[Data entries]

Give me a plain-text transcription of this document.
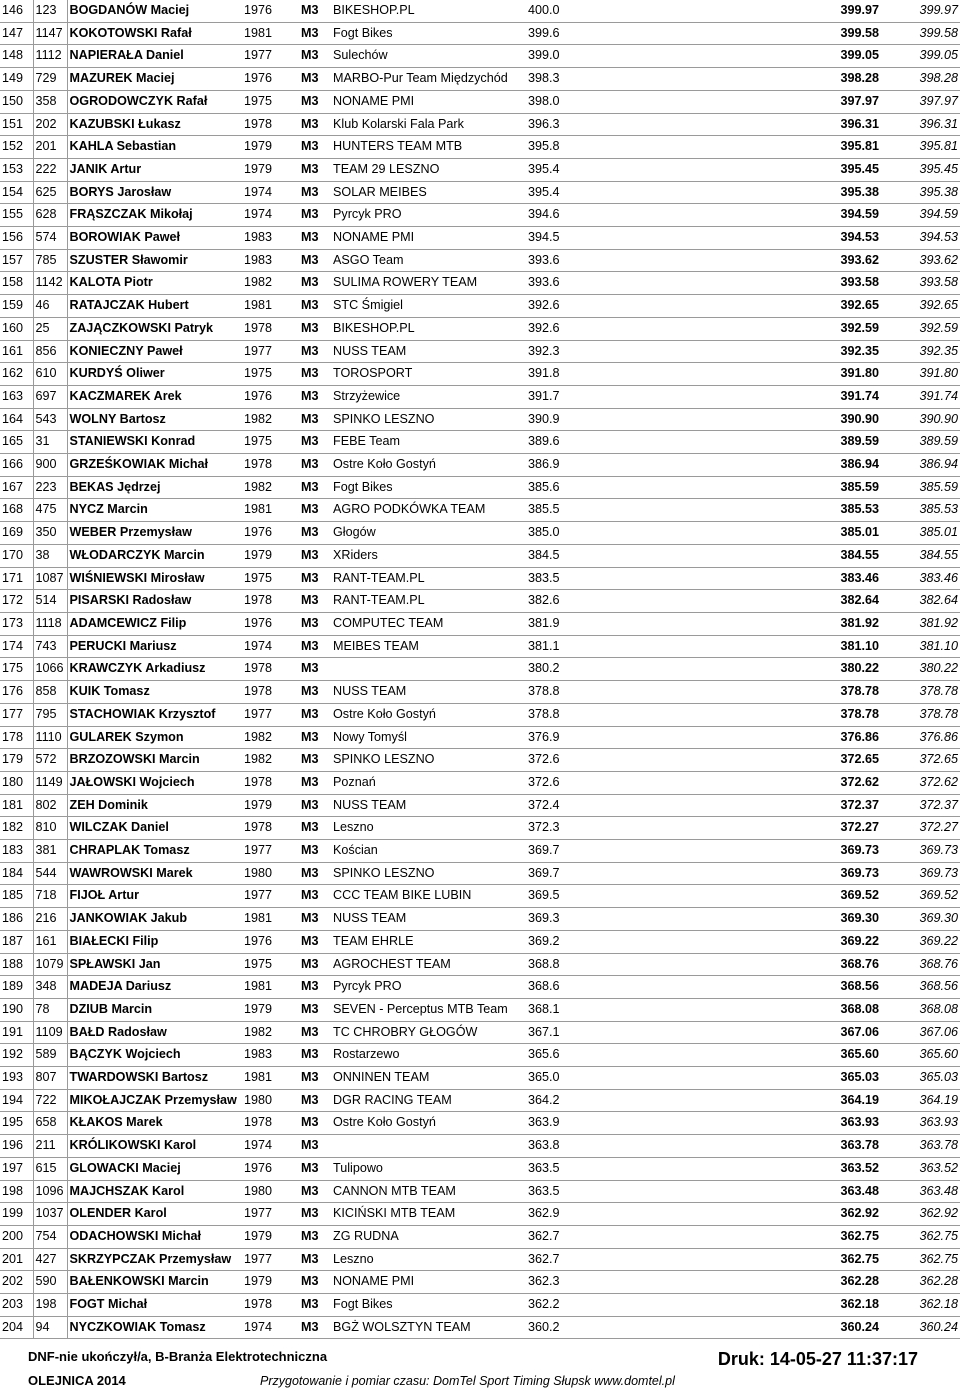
146	123	BOGDANÓW Maciej	1976	M3	BIKESHOP.PL	400.0	399.97	399.97
147	1147	KOKOTOWSKI Rafał	1981	M3	Fogt Bikes	399.6	399.58	399.58
148	1112	NAPIERAŁA Daniel	1977	M3	Sulechów	399.0	399.05	399.05
149	729	MAZUREK Maciej	1976	M3	MARBO-Pur Team Międzychód	398.3	398.28	398.28
150	358	OGRODOWCZYK Rafał	1975	M3	NONAME PMI	398.0	397.97	397.97
151	202	KAZUBSKI Łukasz	1978	M3	Klub Kolarski Fala Park	396.3	396.31	396.31
152	201	KAHLA Sebastian	1979	M3	HUNTERS TEAM MTB	395.8	395.81	395.81
153	222	JANIK Artur	1979	M3	TEAM 29 LESZNO	395.4	395.45	395.45
154	625	BORYS Jarosław	1974	M3	SOLAR MEIBES	395.4	395.38	395.38
155	628	FRĄSZCZAK Mikołaj	1974	M3	Pyrcyk PRO	394.6	394.59	394.59
156	574	BOROWIAK Paweł	1983	M3	NONAME PMI	394.5	394.53	394.53
157	785	SZUSTER Sławomir	1983	M3	ASGO Team	393.6	393.62	393.62
158	1142	KALOTA Piotr	1982	M3	SULIMA ROWERY TEAM	393.6	393.58	393.58
159	46	RATAJCZAK Hubert	1981	M3	STC Śmigiel	392.6	392.65	392.65
160	25	ZAJĄCZKOWSKI Patryk	1978	M3	BIKESHOP.PL	392.6	392.59	392.59
161	856	KONIECZNY Paweł	1977	M3	NUSS TEAM	392.3	392.35	392.35
162	610	KURDYŚ Oliwer	1975	M3	TOROSPORT	391.8	391.80	391.80
163	697	KACZMAREK Arek	1976	M3	Strzyżewice	391.7	391.74	391.74
164	543	WOLNY Bartosz	1982	M3	SPINKO LESZNO	390.9	390.90	390.90
165	31	STANIEWSKI Konrad	1975	M3	FEBE Team	389.6	389.59	389.59
166	900	GRZEŚKOWIAK Michał	1978	M3	Ostre Koło Gostyń	386.9	386.94	386.94
167	223	BEKAS Jędrzej	1982	M3	Fogt Bikes	385.6	385.59	385.59
168	475	NYCZ Marcin	1981	M3	AGRO PODKÓWKA TEAM	385.5	385.53	385.53
169	350	WEBER Przemysław	1976	M3	Głogów	385.0	385.01	385.01
170	38	WŁODARCZYK Marcin	1979	M3	XRiders	384.5	384.55	384.55
171	1087	WIŚNIEWSKI Mirosław	1975	M3	RANT-TEAM.PL	383.5	383.46	383.46
172	514	PISARSKI Radosław	1978	M3	RANT-TEAM.PL	382.6	382.64	382.64
173	1118	ADAMCEWICZ Filip	1976	M3	COMPUTEC TEAM	381.9	381.92	381.92
174	743	PERUCKI Mariusz	1974	M3	MEIBES TEAM	381.1	381.10	381.10
175	1066	KRAWCZYK Arkadiusz	1978	M3		380.2	380.22	380.22
176	858	KUIK Tomasz	1978	M3	NUSS TEAM	378.8	378.78	378.78
177	795	STACHOWIAK Krzysztof	1977	M3	Ostre Koło Gostyń	378.8	378.78	378.78
178	1110	GULAREK Szymon	1982	M3	Nowy Tomyśl	376.9	376.86	376.86
179	572	BRZOZOWSKI Marcin	1982	M3	SPINKO LESZNO	372.6	372.65	372.65
180	1149	JAŁOWSKI Wojciech	1978	M3	Poznań	372.6	372.62	372.62
181	802	ZEH Dominik	1979	M3	NUSS TEAM	372.4	372.37	372.37
182	810	WILCZAK Daniel	1978	M3	Leszno	372.3	372.27	372.27
183	381	CHRAPLAK Tomasz	1977	M3	Kościan	369.7	369.73	369.73
184	544	WAWROWSKI Marek	1980	M3	SPINKO LESZNO	369.7	369.73	369.73
185	718	FIJOŁ Artur	1977	M3	CCC TEAM BIKE LUBIN	369.5	369.52	369.52
186	216	JANKOWIAK Jakub	1981	M3	NUSS TEAM	369.3	369.30	369.30
187	161	BIAŁECKI Filip	1976	M3	TEAM EHRLE	369.2	369.22	369.22
188	1079	SPŁAWSKI Jan	1975	M3	AGROCHEST TEAM	368.8	368.76	368.76
189	348	MADEJA Dariusz	1981	M3	Pyrcyk PRO	368.6	368.56	368.56
190	78	DZIUB Marcin	1979	M3	SEVEN - Perceptus MTB Team	368.1	368.08	368.08
191	1109	BAŁD Radosław	1982	M3	TC CHROBRY GŁOGÓW	367.1	367.06	367.06
192	589	BĄCZYK Wojciech	1983	M3	Rostarzewo	365.6	365.60	365.60
193	807	TWARDOWSKI Bartosz	1981	M3	ONNINEN TEAM	365.0	365.03	365.03
194	722	MIKOŁAJCZAK Przemysław	1980	M3	DGR RACING TEAM	364.2	364.19	364.19
195	658	KŁAKOS Marek	1978	M3	Ostre Koło Gostyń	363.9	363.93	363.93
196	211	KRÓLIKOWSKI Karol	1974	M3		363.8	363.78	363.78
197	615	GLOWACKI Maciej	1976	M3	Tulipowo	363.5	363.52	363.52
198	1096	MAJCHSZAK Karol	1980	M3	CANNON MTB TEAM	363.5	363.48	363.48
199	1037	OLENDER Karol	1977	M3	KICIŃSKI MTB TEAM	362.9	362.92	362.92
200	754	ODACHOWSKI Michał	1979	M3	ZG RUDNA	362.7	362.75	362.75
201	427	SKRZYPCZAK Przemysław	1977	M3	Leszno	362.7	362.75	362.75
202	590	BAŁENKOWSKI Marcin	1979	M3	NONAME PMI	362.3	362.28	362.28
203	198	FOGT Michał	1978	M3	Fogt Bikes	362.2	362.18	362.18
204	94	NYCZKOWIAK Tomasz	1974	M3	BGŻ WOLSZTYN TEAM	360.2	360.24	360.24
DNF-nie ukończył/a, B-Branża Elektrotechniczna
OLEJNICA 2014	Przygotowanie i pomiar czasu: DomTel Sport Timing Słupsk www.domtel.pl
Druk: 14-05-27 11:37:17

Task to carry out ▸
Copy every line in the entries above that has the string "Radosław" in it.

Exercise output ▸
172	514	PISARSKI Radosław	1978	M3	RANT-TEAM.PL	382.6	382.64	382.64
191	1109	BAŁD Radosław	1982	M3	TC CHROBRY GŁOGÓW	367.1	367.06	367.06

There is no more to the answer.